> **Document page records**
+++++

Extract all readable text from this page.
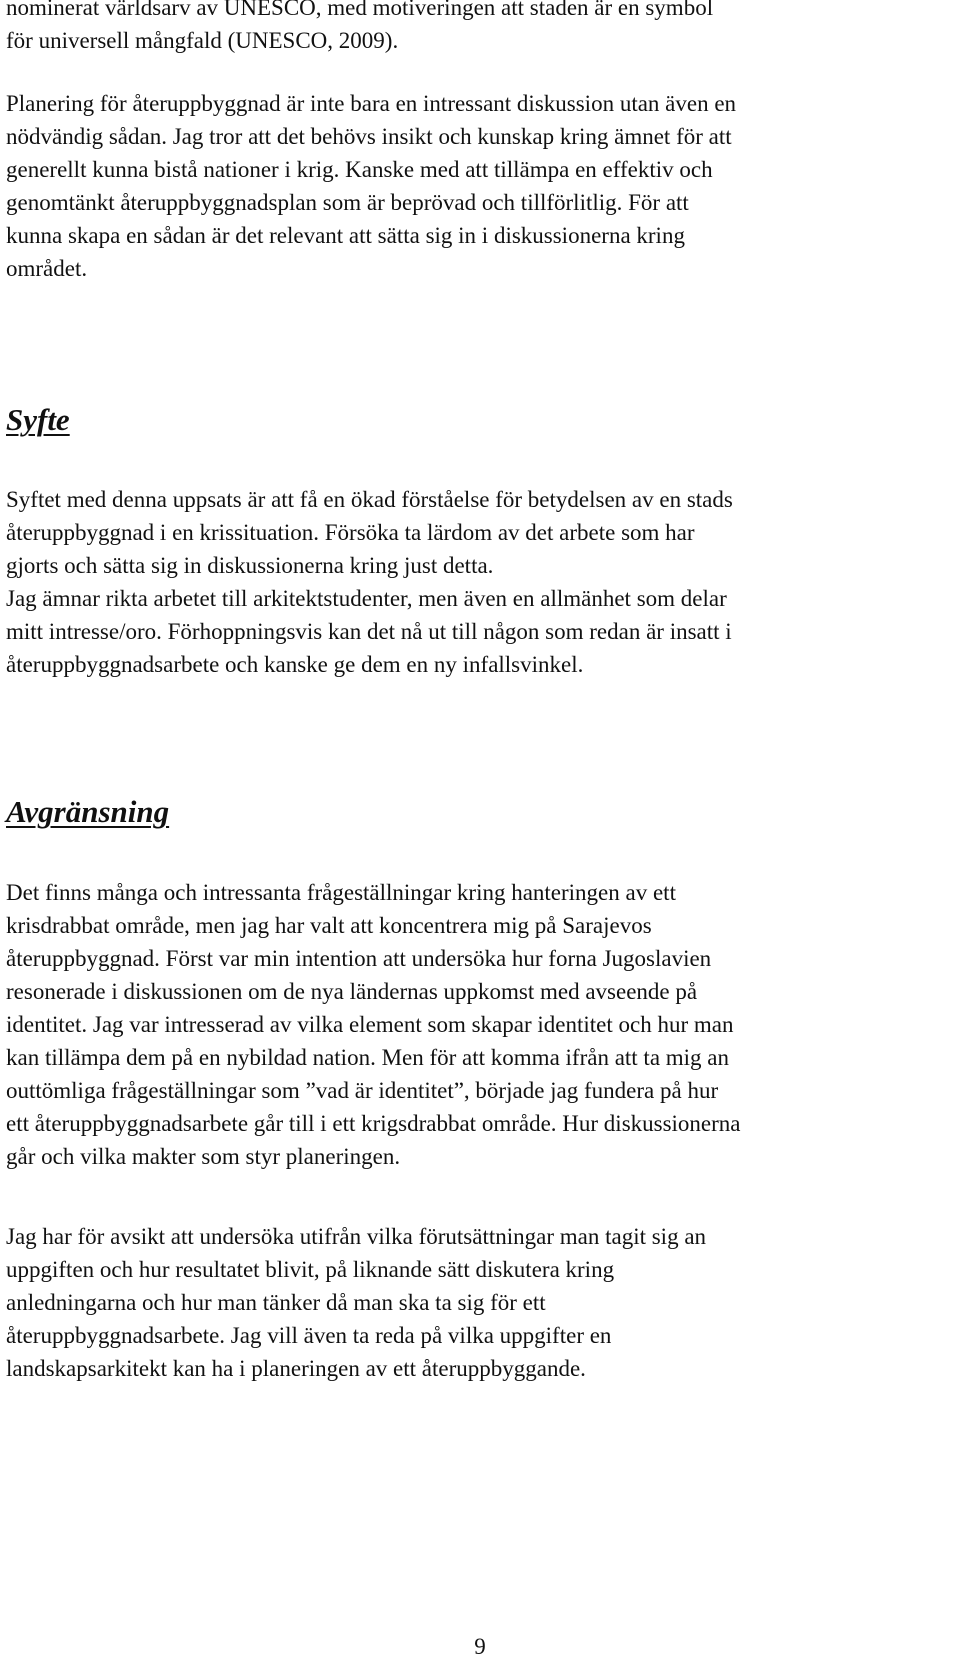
nominerat världsarv av UNESCO, med motiveringen att staden är en symbol
för universell mångfald (UNESCO, 2009).
Planering för återuppbyggnad är inte bara en intressant diskussion utan även en
nödvändig sådan. Jag tror att det behövs insikt och kunskap kring ämnet för att
generellt kunna bistå nationer i krig. Kanske med att tillämpa en effektiv och
genomtänkt återuppbyggnadsplan som är beprövad och tillförlitlig. För att
kunna skapa en sådan är det relevant att sätta sig in i diskussionerna kring
området.
Syfte
Syftet med denna uppsats är att få en ökad förståelse för betydelsen av en stads
återuppbyggnad i en krissituation. Försöka ta lärdom av det arbete som har
gjorts och sätta sig in diskussionerna kring just detta.
Jag ämnar rikta arbetet till arkitektstudenter, men även en allmänhet som delar
mitt intresse/oro. Förhoppningsvis kan det nå ut till någon som redan är insatt i
återuppbyggnadsarbete och kanske ge dem en ny infallsvinkel.
Avgränsning
Det finns många och intressanta frågeställningar kring hanteringen av ett
krisdrabbat område, men jag har valt att koncentrera mig på Sarajevos
återuppbyggnad. Först var min intention att undersöka hur forna Jugoslavien
resonerade i diskussionen om de nya ländernas uppkomst med avseende på
identitet. Jag var intresserad av vilka element som skapar identitet och hur man
kan tillämpa dem på en nybildad nation. Men för att komma ifrån att ta mig an
outtömliga frågeställningar som ”vad är identitet”, började jag fundera på hur
ett återuppbyggnadsarbete går till i ett krigsdrabbat område. Hur diskussionerna
går och vilka makter som styr planeringen.
Jag har för avsikt att undersöka utifrån vilka förutsättningar man tagit sig an
uppgiften och hur resultatet blivit, på liknande sätt diskutera kring
anledningarna och hur man tänker då man ska ta sig för ett
återuppbyggnadsarbete. Jag vill även ta reda på vilka uppgifter en
landskapsarkitekt kan ha i planeringen av ett återuppbyggande.
9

+++++

> **How to complete this task**
I would like the data above transcribed exactly, with its pictures left out.

> **Solution to this task**
Extract all readable text from this page.
nominerat världsarv av UNESCO, med motiveringen att staden är en symbol
för universell mångfald (UNESCO, 2009).
Planering för återuppbyggnad är inte bara en intressant diskussion utan även en
nödvändig sådan. Jag tror att det behövs insikt och kunskap kring ämnet för att
generellt kunna bistå nationer i krig. Kanske med att tillämpa en effektiv och
genomtänkt återuppbyggnadsplan som är beprövad och tillförlitlig. För att
kunna skapa en sådan är det relevant att sätta sig in i diskussionerna kring
området.
Syfte
Syftet med denna uppsats är att få en ökad förståelse för betydelsen av en stads
återuppbyggnad i en krissituation. Försöka ta lärdom av det arbete som har
gjorts och sätta sig in diskussionerna kring just detta.
Jag ämnar rikta arbetet till arkitektstudenter, men även en allmänhet som delar
mitt intresse/oro. Förhoppningsvis kan det nå ut till någon som redan är insatt i
återuppbyggnadsarbete och kanske ge dem en ny infallsvinkel.
Avgränsning
Det finns många och intressanta frågeställningar kring hanteringen av ett
krisdrabbat område, men jag har valt att koncentrera mig på Sarajevos
återuppbyggnad. Först var min intention att undersöka hur forna Jugoslavien
resonerade i diskussionen om de nya ländernas uppkomst med avseende på
identitet. Jag var intresserad av vilka element som skapar identitet och hur man
kan tillämpa dem på en nybildad nation. Men för att komma ifrån att ta mig an
outtömliga frågeställningar som ”vad är identitet”, började jag fundera på hur
ett återuppbyggnadsarbete går till i ett krigsdrabbat område. Hur diskussionerna
går och vilka makter som styr planeringen.
Jag har för avsikt att undersöka utifrån vilka förutsättningar man tagit sig an
uppgiften och hur resultatet blivit, på liknande sätt diskutera kring
anledningarna och hur man tänker då man ska ta sig för ett
återuppbyggnadsarbete. Jag vill även ta reda på vilka uppgifter en
landskapsarkitekt kan ha i planeringen av ett återuppbyggande.
9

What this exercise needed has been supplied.